* [Objective] Copy out the entries exactly, from the first line to the last.

* [Stored records]

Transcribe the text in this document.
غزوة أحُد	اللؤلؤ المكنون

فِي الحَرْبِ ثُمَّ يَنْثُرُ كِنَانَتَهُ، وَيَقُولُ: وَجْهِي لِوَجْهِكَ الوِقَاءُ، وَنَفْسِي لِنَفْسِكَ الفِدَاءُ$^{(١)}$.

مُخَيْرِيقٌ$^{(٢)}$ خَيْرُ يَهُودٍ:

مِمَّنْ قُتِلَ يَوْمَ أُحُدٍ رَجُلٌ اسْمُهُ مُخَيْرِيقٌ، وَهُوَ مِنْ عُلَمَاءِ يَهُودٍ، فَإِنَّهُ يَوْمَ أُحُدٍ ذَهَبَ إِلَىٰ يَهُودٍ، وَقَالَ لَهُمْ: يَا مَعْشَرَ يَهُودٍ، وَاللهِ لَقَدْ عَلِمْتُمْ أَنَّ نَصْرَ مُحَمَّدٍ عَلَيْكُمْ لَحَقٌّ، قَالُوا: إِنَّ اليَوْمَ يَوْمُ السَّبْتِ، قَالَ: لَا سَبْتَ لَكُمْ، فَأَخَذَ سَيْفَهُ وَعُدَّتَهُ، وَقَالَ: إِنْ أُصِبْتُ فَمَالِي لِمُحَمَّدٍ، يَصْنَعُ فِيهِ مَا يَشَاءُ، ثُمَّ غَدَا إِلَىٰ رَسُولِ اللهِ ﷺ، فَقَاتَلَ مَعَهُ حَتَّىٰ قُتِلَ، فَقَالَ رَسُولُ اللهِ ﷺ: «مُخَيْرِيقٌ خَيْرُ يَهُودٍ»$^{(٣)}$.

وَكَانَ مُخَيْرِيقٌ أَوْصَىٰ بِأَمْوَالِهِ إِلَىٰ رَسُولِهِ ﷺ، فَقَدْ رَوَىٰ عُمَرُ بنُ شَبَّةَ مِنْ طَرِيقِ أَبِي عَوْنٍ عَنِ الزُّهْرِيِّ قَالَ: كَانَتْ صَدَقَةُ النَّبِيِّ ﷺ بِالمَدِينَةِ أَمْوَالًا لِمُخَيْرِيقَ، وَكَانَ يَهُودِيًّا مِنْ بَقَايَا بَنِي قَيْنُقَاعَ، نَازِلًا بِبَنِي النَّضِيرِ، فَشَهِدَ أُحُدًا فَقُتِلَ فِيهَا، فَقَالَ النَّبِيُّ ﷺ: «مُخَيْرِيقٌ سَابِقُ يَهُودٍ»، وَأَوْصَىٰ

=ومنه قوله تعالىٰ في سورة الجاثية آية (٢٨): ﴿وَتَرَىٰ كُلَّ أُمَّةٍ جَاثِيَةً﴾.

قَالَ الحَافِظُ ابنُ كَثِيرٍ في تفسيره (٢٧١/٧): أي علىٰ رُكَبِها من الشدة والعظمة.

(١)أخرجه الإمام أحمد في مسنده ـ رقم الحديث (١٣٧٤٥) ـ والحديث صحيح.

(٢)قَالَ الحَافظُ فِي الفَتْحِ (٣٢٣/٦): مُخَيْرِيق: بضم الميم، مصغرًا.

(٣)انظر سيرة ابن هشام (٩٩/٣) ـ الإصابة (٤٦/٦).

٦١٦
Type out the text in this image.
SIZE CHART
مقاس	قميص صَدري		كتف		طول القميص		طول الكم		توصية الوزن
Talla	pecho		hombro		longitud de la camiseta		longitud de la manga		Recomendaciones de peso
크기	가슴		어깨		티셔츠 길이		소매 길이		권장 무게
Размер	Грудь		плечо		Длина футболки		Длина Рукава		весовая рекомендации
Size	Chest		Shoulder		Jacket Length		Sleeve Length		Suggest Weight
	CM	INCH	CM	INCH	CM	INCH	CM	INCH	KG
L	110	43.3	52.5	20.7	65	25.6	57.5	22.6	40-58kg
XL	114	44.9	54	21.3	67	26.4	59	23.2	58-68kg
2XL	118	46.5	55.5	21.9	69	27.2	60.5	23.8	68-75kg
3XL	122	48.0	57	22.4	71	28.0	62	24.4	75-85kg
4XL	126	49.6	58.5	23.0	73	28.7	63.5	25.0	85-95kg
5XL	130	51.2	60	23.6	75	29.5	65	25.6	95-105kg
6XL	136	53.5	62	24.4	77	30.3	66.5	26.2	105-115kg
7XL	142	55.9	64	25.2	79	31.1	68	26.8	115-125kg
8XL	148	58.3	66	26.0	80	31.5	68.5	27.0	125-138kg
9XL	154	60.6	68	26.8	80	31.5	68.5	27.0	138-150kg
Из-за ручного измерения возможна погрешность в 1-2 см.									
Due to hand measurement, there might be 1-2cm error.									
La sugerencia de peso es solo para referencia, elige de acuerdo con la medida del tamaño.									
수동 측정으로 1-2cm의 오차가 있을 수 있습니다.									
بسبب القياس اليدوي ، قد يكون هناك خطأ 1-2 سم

* [Response]
Transcribe the text in this document.
غزوة أحُد	اللؤلؤ المكنون

فِي الحَرْبِ ثُمَّ يَنْثُرُ كِنَانَتَهُ، وَيَقُولُ: وَجْهِي لِوَجْهِكَ الوِقَاءُ، وَنَفْسِي لِنَفْسِكَ الفِدَاءُ$^{(١)}$.

مُخَيْرِيقٌ$^{(٢)}$ خَيْرُ يَهُودٍ:

مِمَّنْ قُتِلَ يَوْمَ أُحُدٍ رَجُلٌ اسْمُهُ مُخَيْرِيقٌ، وَهُوَ مِنْ عُلَمَاءِ يَهُودٍ، فَإِنَّهُ يَوْمَ أُحُدٍ ذَهَبَ إِلَىٰ يَهُودٍ، وَقَالَ لَهُمْ: يَا مَعْشَرَ يَهُودٍ، وَاللهِ لَقَدْ عَلِمْتُمْ أَنَّ نَصْرَ مُحَمَّدٍ عَلَيْكُمْ لَحَقٌّ، قَالُوا: إِنَّ اليَوْمَ يَوْمُ السَّبْتِ، قَالَ: لَا سَبْتَ لَكُمْ، فَأَخَذَ سَيْفَهُ وَعُدَّتَهُ، وَقَالَ: إِنْ أُصِبْتُ فَمَالِي لِمُحَمَّدٍ، يَصْنَعُ فِيهِ مَا يَشَاءُ، ثُمَّ غَدَا إِلَىٰ رَسُولِ اللهِ ﷺ، فَقَاتَلَ مَعَهُ حَتَّىٰ قُتِلَ، فَقَالَ رَسُولُ اللهِ ﷺ: «مُخَيْرِيقٌ خَيْرُ يَهُودٍ»$^{(٣)}$.

وَكَانَ مُخَيْرِيقٌ أَوْصَىٰ بِأَمْوَالِهِ إِلَىٰ رَسُولِهِ ﷺ، فَقَدْ رَوَىٰ عُمَرُ بنُ شَبَّةَ مِنْ طَرِيقِ أَبِي عَوْنٍ عَنِ الزُّهْرِيِّ قَالَ: كَانَتْ صَدَقَةُ النَّبِيِّ ﷺ بِالمَدِينَةِ أَمْوَالًا لِمُخَيْرِيقَ، وَكَانَ يَهُودِيًّا مِنْ بَقَايَا بَنِي قَيْنُقَاعَ، نَازِلًا بِبَنِي النَّضِيرِ، فَشَهِدَ أُحُدًا فَقُتِلَ فِيهَا، فَقَالَ النَّبِيُّ ﷺ: «مُخَيْرِيقٌ سَابِقُ يَهُودٍ»، وَأَوْصَىٰ

=ومنه قوله تعالىٰ في سورة الجاثية آية (٢٨): ﴿وَتَرَىٰ كُلَّ أُمَّةٍ جَاثِيَةً﴾.

قَالَ الحَافِظُ ابنُ كَثِيرٍ في تفسيره (٢٧١/٧): أي علىٰ رُكَبِها من الشدة والعظمة.

(١)أخرجه الإمام أحمد في مسنده ـ رقم الحديث (١٣٧٤٥) ـ والحديث صحيح.

(٢)قَالَ الحَافظُ فِي الفَتْحِ (٣٢٣/٦): مُخَيْرِيق: بضم الميم، مصغرًا.

(٣)انظر سيرة ابن هشام (٩٩/٣) ـ الإصابة (٤٦/٦).

٦١٦
Type out the text in this image.
SIZE CHART
مقاس	قميص صَدري		كتف		طول القميص		طول الكم		توصية الوزن
Talla	pecho		hombro		longitud de la camiseta		longitud de la manga		Recomendaciones de peso
크기	가슴		어깨		티셔츠 길이		소매 길이		권장 무게
Размер	Грудь		плечо		Длина футболки		Длина Рукава		весовая рекомендации
Size	Chest		Shoulder		Jacket Length		Sleeve Length		Suggest Weight
	CM	INCH	CM	INCH	CM	INCH	CM	INCH	KG
L	110	43.3	52.5	20.7	65	25.6	57.5	22.6	40-58kg
XL	114	44.9	54	21.3	67	26.4	59	23.2	58-68kg
2XL	118	46.5	55.5	21.9	69	27.2	60.5	23.8	68-75kg
3XL	122	48.0	57	22.4	71	28.0	62	24.4	75-85kg
4XL	126	49.6	58.5	23.0	73	28.7	63.5	25.0	85-95kg
5XL	130	51.2	60	23.6	75	29.5	65	25.6	95-105kg
6XL	136	53.5	62	24.4	77	30.3	66.5	26.2	105-115kg
7XL	142	55.9	64	25.2	79	31.1	68	26.8	115-125kg
8XL	148	58.3	66	26.0	80	31.5	68.5	27.0	125-138kg
9XL	154	60.6	68	26.8	80	31.5	68.5	27.0	138-150kg
Из-за ручного измерения возможна погрешность в 1-2 см.									
Due to hand measurement, there might be 1-2cm error.									
La sugerencia de peso es solo para referencia, elige de acuerdo con la medida del tamaño.									
수동 측정으로 1-2cm의 오차가 있을 수 있습니다.									
بسبب القياس اليدوي ، قد يكون هناك خطأ 1-2 سم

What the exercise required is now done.